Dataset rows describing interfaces
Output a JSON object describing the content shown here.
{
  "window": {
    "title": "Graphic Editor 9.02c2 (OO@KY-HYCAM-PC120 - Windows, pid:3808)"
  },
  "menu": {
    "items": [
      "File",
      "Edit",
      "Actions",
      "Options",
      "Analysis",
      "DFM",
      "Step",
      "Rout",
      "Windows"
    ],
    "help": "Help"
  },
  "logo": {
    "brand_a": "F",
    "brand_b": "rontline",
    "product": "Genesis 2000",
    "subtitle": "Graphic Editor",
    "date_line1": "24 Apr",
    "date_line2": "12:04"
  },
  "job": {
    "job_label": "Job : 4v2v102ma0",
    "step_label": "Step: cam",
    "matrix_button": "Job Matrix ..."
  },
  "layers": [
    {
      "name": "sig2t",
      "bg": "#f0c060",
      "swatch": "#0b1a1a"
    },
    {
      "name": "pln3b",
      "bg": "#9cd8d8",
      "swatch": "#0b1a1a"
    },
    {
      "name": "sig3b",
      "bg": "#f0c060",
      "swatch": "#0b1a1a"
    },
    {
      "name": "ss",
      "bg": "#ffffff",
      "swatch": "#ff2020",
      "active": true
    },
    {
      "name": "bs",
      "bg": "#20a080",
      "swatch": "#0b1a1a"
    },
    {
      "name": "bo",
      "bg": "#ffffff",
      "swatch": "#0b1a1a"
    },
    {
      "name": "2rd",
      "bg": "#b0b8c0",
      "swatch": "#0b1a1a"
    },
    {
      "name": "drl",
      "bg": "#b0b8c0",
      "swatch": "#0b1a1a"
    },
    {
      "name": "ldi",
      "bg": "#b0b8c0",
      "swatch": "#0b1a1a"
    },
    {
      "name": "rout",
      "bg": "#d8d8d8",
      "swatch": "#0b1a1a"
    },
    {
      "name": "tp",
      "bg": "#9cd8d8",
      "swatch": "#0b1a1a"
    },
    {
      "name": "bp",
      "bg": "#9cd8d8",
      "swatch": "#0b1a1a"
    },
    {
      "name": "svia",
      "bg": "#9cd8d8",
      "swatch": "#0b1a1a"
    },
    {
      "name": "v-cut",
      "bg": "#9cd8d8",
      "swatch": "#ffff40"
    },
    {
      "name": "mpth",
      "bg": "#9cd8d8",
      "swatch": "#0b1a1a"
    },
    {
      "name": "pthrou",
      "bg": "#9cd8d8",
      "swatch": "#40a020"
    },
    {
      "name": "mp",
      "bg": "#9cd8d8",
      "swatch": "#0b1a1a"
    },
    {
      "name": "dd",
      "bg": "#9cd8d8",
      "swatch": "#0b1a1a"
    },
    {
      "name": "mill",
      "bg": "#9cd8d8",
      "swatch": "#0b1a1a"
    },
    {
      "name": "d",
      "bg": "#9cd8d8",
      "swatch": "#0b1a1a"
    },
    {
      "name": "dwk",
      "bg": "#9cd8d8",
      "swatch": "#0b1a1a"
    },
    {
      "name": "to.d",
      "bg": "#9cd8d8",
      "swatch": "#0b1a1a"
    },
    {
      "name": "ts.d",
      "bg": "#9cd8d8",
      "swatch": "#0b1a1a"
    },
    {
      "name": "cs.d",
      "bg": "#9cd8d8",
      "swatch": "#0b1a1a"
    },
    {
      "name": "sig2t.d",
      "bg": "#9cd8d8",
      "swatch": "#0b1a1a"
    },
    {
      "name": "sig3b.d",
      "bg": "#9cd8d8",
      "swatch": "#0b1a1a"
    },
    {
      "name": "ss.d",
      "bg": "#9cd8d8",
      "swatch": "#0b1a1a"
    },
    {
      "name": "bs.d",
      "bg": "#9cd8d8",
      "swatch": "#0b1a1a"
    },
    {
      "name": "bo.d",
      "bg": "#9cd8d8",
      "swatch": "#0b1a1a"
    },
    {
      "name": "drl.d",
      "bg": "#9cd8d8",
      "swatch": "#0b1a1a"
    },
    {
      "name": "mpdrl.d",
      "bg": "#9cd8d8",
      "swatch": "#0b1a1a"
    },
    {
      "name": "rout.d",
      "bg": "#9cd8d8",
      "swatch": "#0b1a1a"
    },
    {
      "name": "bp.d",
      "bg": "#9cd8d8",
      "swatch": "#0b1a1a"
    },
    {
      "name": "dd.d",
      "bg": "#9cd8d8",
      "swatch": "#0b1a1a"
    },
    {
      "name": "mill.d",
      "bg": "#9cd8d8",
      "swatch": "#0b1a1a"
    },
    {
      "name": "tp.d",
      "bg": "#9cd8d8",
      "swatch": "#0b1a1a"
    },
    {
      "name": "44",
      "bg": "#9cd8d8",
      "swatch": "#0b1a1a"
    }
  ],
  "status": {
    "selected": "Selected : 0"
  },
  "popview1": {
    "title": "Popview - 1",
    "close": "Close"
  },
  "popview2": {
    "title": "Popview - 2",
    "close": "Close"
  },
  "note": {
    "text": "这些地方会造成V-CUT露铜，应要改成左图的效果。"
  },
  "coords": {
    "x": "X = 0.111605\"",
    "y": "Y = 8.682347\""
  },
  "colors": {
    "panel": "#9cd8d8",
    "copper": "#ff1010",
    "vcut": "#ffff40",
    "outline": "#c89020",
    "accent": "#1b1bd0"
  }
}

• Assignment: What you return must match the data above character for character.

• Response area:
Output a JSON object describing the content shown here.
{
  "window": {
    "title": "Graphic Editor 9.02c2 (OO@KY-HYCAM-PC120 - Windows, pid:3808)"
  },
  "menu": {
    "items": [
      "File",
      "Edit",
      "Actions",
      "Options",
      "Analysis",
      "DFM",
      "Step",
      "Rout",
      "Windows"
    ],
    "help": "Help"
  },
  "logo": {
    "brand_a": "F",
    "brand_b": "rontline",
    "product": "Genesis 2000",
    "subtitle": "Graphic Editor",
    "date_line1": "24 Apr",
    "date_line2": "12:04"
  },
  "job": {
    "job_label": "Job : 4v2v102ma0",
    "step_label": "Step: cam",
    "matrix_button": "Job Matrix ..."
  },
  "layers": [
    {
      "name": "sig2t",
      "bg": "#f0c060",
      "swatch": "#0b1a1a"
    },
    {
      "name": "pln3b",
      "bg": "#9cd8d8",
      "swatch": "#0b1a1a"
    },
    {
      "name": "sig3b",
      "bg": "#f0c060",
      "swatch": "#0b1a1a"
    },
    {
      "name": "ss",
      "bg": "#ffffff",
      "swatch": "#ff2020",
      "active": true
    },
    {
      "name": "bs",
      "bg": "#20a080",
      "swatch": "#0b1a1a"
    },
    {
      "name": "bo",
      "bg": "#ffffff",
      "swatch": "#0b1a1a"
    },
    {
      "name": "2rd",
      "bg": "#b0b8c0",
      "swatch": "#0b1a1a"
    },
    {
      "name": "drl",
      "bg": "#b0b8c0",
      "swatch": "#0b1a1a"
    },
    {
      "name": "ldi",
      "bg": "#b0b8c0",
      "swatch": "#0b1a1a"
    },
    {
      "name": "rout",
      "bg": "#d8d8d8",
      "swatch": "#0b1a1a"
    },
    {
      "name": "tp",
      "bg": "#9cd8d8",
      "swatch": "#0b1a1a"
    },
    {
      "name": "bp",
      "bg": "#9cd8d8",
      "swatch": "#0b1a1a"
    },
    {
      "name": "svia",
      "bg": "#9cd8d8",
      "swatch": "#0b1a1a"
    },
    {
      "name": "v-cut",
      "bg": "#9cd8d8",
      "swatch": "#ffff40"
    },
    {
      "name": "mpth",
      "bg": "#9cd8d8",
      "swatch": "#0b1a1a"
    },
    {
      "name": "pthrou",
      "bg": "#9cd8d8",
      "swatch": "#40a020"
    },
    {
      "name": "mp",
      "bg": "#9cd8d8",
      "swatch": "#0b1a1a"
    },
    {
      "name": "dd",
      "bg": "#9cd8d8",
      "swatch": "#0b1a1a"
    },
    {
      "name": "mill",
      "bg": "#9cd8d8",
      "swatch": "#0b1a1a"
    },
    {
      "name": "d",
      "bg": "#9cd8d8",
      "swatch": "#0b1a1a"
    },
    {
      "name": "dwk",
      "bg": "#9cd8d8",
      "swatch": "#0b1a1a"
    },
    {
      "name": "to.d",
      "bg": "#9cd8d8",
      "swatch": "#0b1a1a"
    },
    {
      "name": "ts.d",
      "bg": "#9cd8d8",
      "swatch": "#0b1a1a"
    },
    {
      "name": "cs.d",
      "bg": "#9cd8d8",
      "swatch": "#0b1a1a"
    },
    {
      "name": "sig2t.d",
      "bg": "#9cd8d8",
      "swatch": "#0b1a1a"
    },
    {
      "name": "sig3b.d",
      "bg": "#9cd8d8",
      "swatch": "#0b1a1a"
    },
    {
      "name": "ss.d",
      "bg": "#9cd8d8",
      "swatch": "#0b1a1a"
    },
    {
      "name": "bs.d",
      "bg": "#9cd8d8",
      "swatch": "#0b1a1a"
    },
    {
      "name": "bo.d",
      "bg": "#9cd8d8",
      "swatch": "#0b1a1a"
    },
    {
      "name": "drl.d",
      "bg": "#9cd8d8",
      "swatch": "#0b1a1a"
    },
    {
      "name": "mpdrl.d",
      "bg": "#9cd8d8",
      "swatch": "#0b1a1a"
    },
    {
      "name": "rout.d",
      "bg": "#9cd8d8",
      "swatch": "#0b1a1a"
    },
    {
      "name": "bp.d",
      "bg": "#9cd8d8",
      "swatch": "#0b1a1a"
    },
    {
      "name": "dd.d",
      "bg": "#9cd8d8",
      "swatch": "#0b1a1a"
    },
    {
      "name": "mill.d",
      "bg": "#9cd8d8",
      "swatch": "#0b1a1a"
    },
    {
      "name": "tp.d",
      "bg": "#9cd8d8",
      "swatch": "#0b1a1a"
    },
    {
      "name": "44",
      "bg": "#9cd8d8",
      "swatch": "#0b1a1a"
    }
  ],
  "status": {
    "selected": "Selected : 0"
  },
  "popview1": {
    "title": "Popview - 1",
    "close": "Close"
  },
  "popview2": {
    "title": "Popview - 2",
    "close": "Close"
  },
  "note": {
    "text": "这些地方会造成V-CUT露铜，应要改成左图的效果。"
  },
  "coords": {
    "x": "X = 0.111605\"",
    "y": "Y = 8.682347\""
  },
  "colors": {
    "panel": "#9cd8d8",
    "copper": "#ff1010",
    "vcut": "#ffff40",
    "outline": "#c89020",
    "accent": "#1b1bd0"
  }
}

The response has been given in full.